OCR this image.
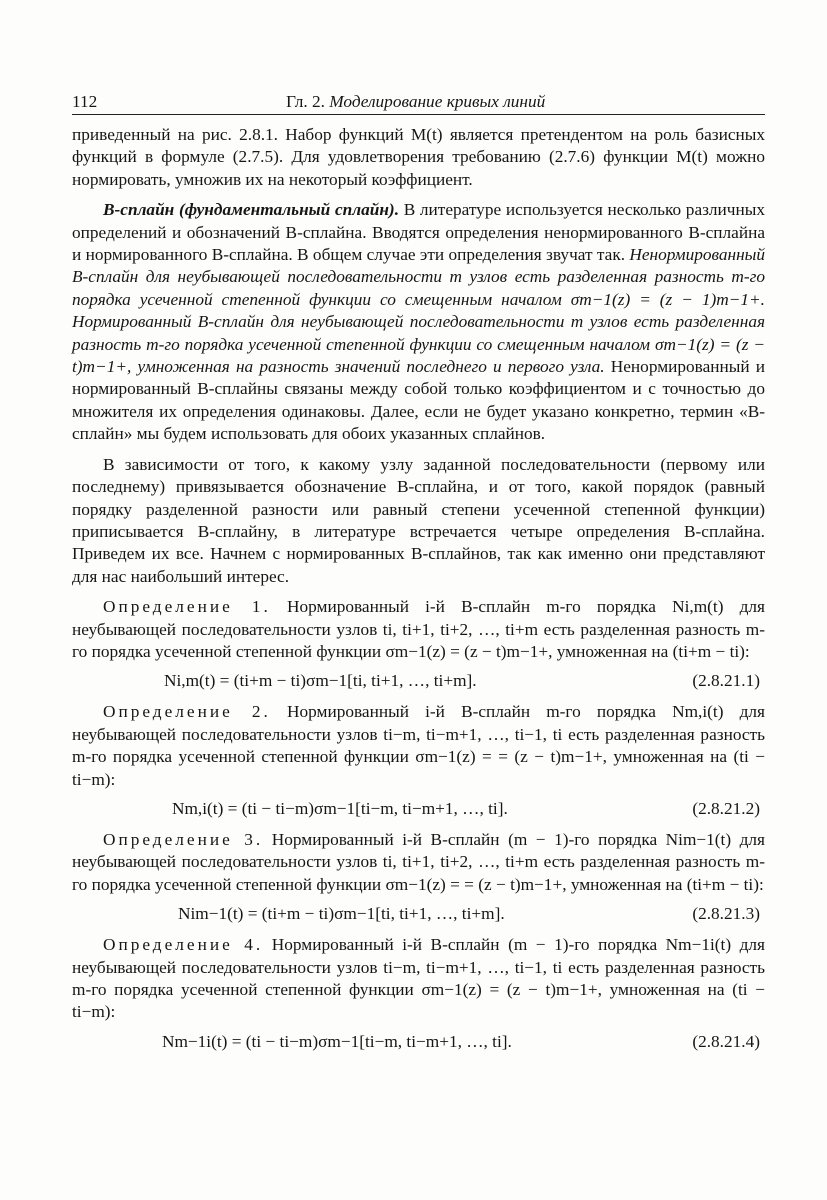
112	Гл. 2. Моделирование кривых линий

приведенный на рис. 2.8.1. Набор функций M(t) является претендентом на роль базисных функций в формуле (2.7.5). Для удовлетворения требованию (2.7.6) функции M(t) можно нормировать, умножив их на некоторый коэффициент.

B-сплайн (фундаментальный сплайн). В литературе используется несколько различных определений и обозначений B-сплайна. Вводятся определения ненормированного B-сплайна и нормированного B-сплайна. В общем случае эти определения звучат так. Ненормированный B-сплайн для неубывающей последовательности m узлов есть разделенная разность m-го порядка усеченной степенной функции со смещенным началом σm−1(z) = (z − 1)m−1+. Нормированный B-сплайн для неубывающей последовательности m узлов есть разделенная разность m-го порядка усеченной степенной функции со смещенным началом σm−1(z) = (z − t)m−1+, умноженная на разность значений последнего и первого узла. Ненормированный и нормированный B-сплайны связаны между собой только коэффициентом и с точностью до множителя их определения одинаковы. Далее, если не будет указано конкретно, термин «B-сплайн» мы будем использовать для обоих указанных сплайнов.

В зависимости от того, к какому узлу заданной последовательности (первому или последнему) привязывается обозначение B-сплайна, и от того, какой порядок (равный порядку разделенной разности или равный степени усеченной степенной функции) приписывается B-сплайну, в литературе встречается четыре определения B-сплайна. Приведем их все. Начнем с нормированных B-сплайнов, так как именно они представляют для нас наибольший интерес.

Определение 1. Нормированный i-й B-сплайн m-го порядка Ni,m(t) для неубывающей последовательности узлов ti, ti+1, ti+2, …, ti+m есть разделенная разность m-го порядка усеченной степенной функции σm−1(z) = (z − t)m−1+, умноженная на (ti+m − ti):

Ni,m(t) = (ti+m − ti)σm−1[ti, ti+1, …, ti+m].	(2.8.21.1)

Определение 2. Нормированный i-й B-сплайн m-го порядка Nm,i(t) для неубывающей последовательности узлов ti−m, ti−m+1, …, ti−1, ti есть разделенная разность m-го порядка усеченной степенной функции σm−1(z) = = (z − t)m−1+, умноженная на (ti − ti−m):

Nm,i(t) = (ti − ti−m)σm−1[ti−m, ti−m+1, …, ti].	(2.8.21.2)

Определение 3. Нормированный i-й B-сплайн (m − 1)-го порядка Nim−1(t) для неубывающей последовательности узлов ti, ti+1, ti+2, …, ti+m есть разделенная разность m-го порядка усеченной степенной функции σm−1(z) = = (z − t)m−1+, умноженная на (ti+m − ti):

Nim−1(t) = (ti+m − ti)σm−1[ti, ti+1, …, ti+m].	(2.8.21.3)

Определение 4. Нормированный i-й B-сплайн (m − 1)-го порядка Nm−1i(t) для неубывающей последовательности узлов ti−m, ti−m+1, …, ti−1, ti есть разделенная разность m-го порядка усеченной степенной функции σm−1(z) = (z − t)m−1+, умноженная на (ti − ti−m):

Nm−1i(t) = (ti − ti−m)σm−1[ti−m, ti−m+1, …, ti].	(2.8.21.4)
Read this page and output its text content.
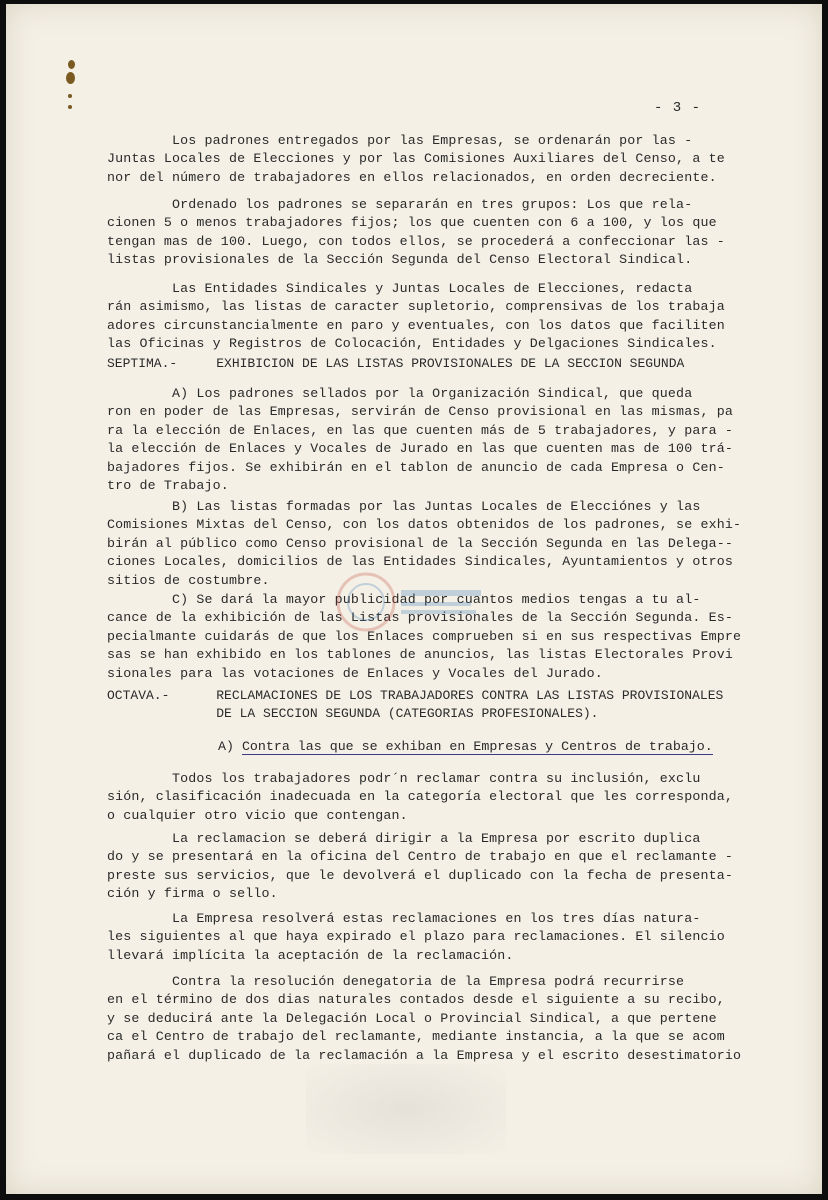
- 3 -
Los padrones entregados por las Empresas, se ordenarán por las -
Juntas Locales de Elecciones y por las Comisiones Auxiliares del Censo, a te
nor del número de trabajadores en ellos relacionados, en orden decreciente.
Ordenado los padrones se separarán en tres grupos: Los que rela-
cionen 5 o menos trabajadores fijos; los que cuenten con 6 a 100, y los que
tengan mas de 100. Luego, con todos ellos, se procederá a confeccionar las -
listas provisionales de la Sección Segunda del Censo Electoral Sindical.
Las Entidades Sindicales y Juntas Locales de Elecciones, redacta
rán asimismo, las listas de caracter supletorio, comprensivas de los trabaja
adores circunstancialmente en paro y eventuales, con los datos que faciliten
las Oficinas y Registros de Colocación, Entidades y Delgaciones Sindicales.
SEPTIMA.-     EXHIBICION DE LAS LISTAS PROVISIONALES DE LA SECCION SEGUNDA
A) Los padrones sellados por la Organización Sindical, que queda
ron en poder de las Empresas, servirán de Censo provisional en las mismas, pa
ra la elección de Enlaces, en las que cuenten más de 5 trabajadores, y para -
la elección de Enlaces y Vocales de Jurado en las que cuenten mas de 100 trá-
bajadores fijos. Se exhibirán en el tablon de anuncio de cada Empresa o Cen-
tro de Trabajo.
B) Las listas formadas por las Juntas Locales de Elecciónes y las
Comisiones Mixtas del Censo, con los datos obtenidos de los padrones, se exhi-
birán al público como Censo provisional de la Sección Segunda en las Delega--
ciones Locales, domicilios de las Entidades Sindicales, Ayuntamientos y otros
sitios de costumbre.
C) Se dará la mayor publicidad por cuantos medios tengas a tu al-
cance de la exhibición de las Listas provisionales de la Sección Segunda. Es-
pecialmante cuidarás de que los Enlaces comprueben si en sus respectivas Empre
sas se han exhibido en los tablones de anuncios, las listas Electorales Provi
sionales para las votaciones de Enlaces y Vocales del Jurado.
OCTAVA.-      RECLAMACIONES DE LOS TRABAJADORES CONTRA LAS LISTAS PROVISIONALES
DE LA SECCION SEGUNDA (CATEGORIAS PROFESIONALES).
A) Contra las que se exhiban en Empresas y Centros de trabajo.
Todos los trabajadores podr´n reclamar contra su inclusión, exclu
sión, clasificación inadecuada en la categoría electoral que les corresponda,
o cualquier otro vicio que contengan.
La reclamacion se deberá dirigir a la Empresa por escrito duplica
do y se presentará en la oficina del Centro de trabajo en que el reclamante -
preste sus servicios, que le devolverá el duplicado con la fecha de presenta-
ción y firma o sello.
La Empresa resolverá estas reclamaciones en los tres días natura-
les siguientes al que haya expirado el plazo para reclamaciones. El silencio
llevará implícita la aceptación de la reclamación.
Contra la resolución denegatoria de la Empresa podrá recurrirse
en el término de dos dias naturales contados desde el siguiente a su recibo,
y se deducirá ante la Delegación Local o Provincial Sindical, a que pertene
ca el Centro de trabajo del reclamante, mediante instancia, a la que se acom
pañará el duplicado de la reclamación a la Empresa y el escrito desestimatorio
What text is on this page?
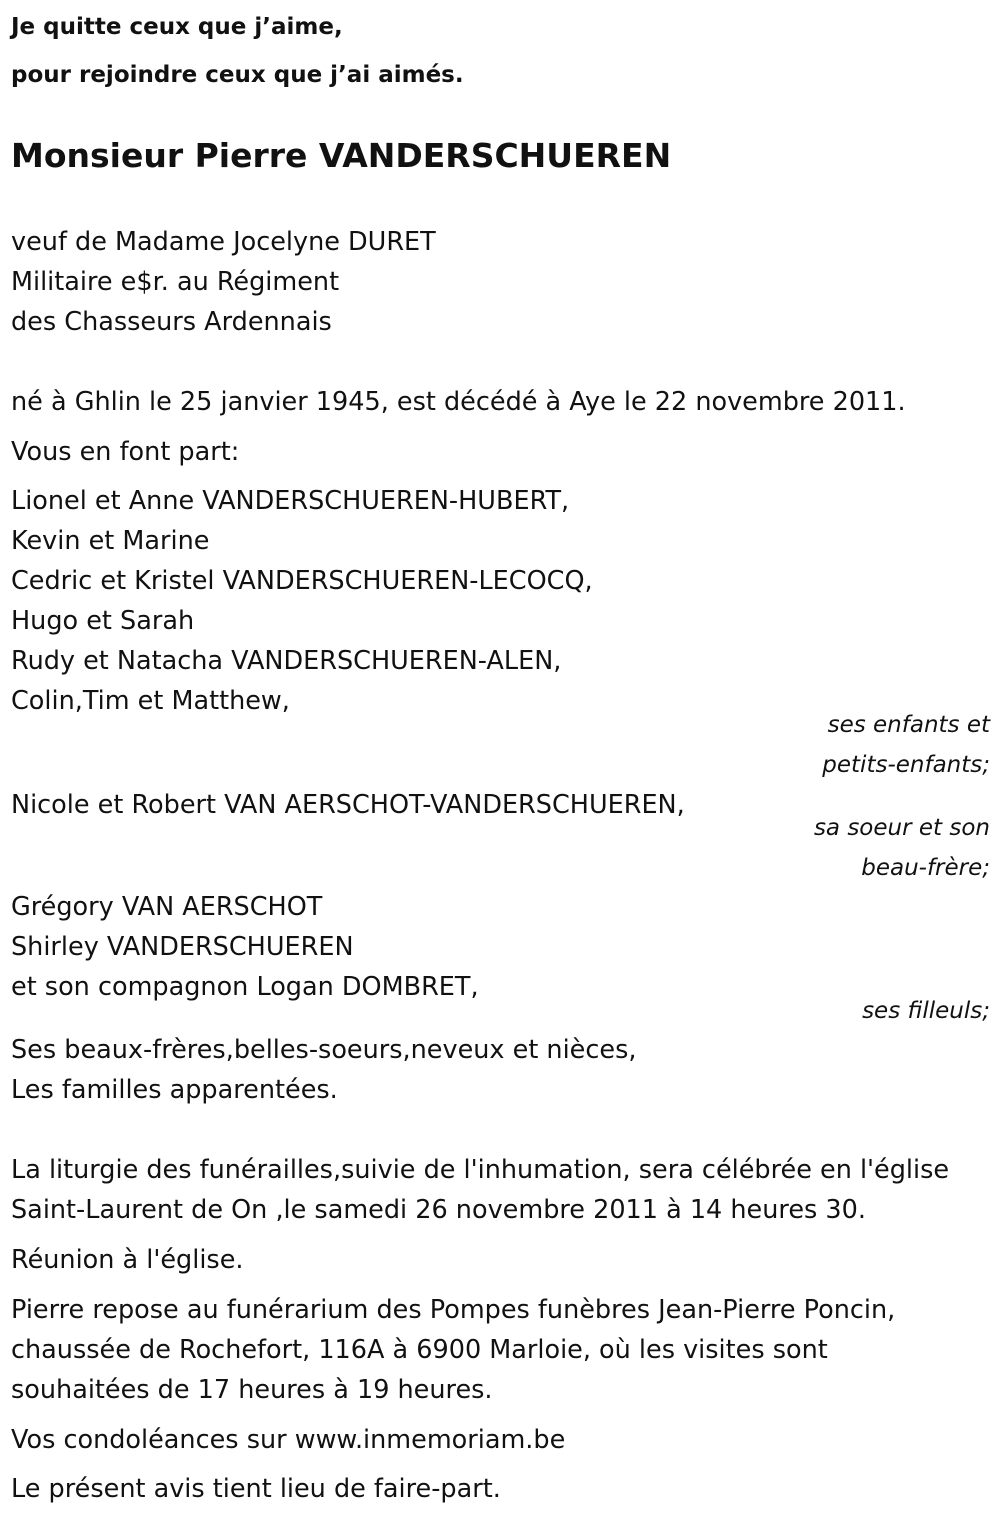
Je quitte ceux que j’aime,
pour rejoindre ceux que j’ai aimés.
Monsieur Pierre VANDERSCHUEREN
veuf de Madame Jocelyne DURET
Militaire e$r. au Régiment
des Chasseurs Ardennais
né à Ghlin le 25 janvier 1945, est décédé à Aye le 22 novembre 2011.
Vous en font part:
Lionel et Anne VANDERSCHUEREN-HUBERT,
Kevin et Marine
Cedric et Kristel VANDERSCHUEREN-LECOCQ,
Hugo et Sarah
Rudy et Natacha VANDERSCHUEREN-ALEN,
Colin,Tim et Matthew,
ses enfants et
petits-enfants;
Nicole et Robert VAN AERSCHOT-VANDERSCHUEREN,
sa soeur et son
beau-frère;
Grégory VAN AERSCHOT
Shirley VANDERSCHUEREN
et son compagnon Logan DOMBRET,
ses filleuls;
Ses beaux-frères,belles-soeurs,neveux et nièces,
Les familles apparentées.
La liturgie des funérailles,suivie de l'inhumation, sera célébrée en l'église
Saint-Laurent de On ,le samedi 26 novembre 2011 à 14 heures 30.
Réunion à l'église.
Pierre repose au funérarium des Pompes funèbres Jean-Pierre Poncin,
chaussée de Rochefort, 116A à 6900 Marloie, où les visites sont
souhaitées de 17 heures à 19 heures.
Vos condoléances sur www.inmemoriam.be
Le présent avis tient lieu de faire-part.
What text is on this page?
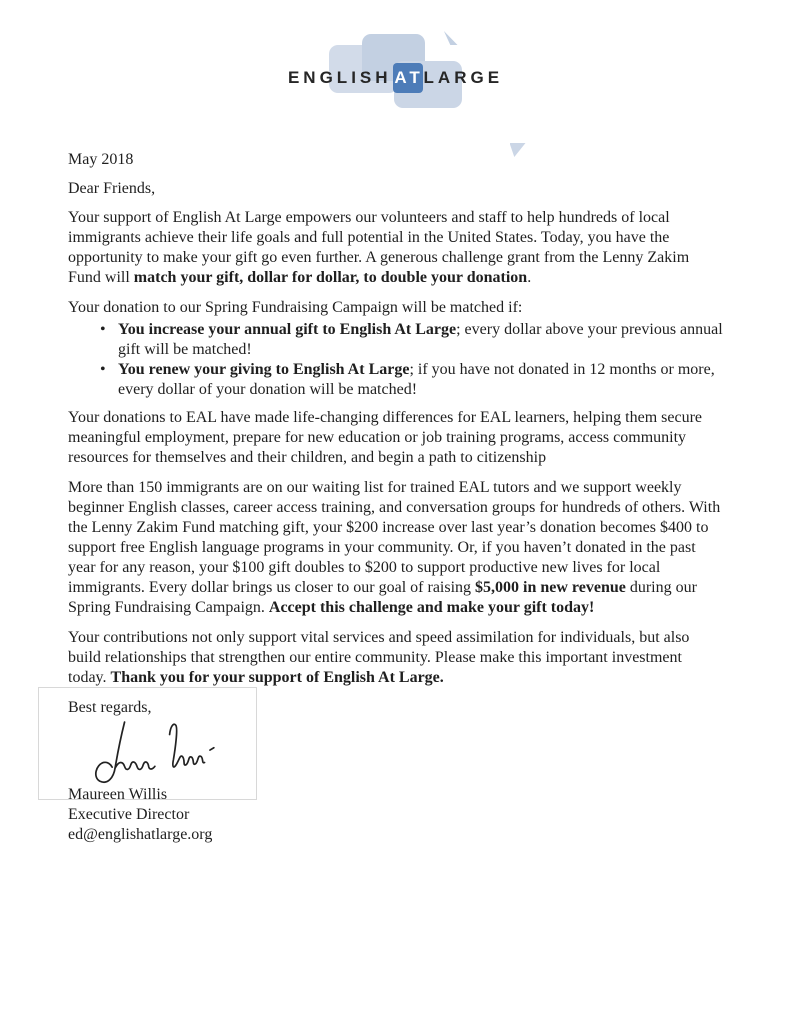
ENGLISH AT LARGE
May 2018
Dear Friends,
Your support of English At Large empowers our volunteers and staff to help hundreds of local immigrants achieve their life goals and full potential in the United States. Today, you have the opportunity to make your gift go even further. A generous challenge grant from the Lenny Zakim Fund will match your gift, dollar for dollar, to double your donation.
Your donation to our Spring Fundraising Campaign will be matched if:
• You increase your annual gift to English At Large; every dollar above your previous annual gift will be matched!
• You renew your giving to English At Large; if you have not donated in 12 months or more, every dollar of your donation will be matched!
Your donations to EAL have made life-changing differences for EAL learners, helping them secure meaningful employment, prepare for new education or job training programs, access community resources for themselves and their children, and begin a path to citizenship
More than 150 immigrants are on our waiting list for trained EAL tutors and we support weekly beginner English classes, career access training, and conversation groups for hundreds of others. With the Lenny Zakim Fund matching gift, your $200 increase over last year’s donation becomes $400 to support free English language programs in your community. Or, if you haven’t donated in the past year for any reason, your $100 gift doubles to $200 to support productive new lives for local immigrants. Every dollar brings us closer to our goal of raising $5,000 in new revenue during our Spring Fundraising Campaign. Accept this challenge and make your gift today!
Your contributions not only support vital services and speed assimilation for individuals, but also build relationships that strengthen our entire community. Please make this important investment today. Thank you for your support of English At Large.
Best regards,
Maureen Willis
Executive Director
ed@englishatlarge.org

## YOUR OBJECTIVE
List every line above that contains the word "Empresas".

## EXERCISE RESPONSE
Los padrones entregados por las Empresas, se ordenarán por las -
ron en poder de las Empresas, servirán de Censo provisional en las mismas, pa
A) Contra las que se exhiban en Empresas y Centros de trabajo.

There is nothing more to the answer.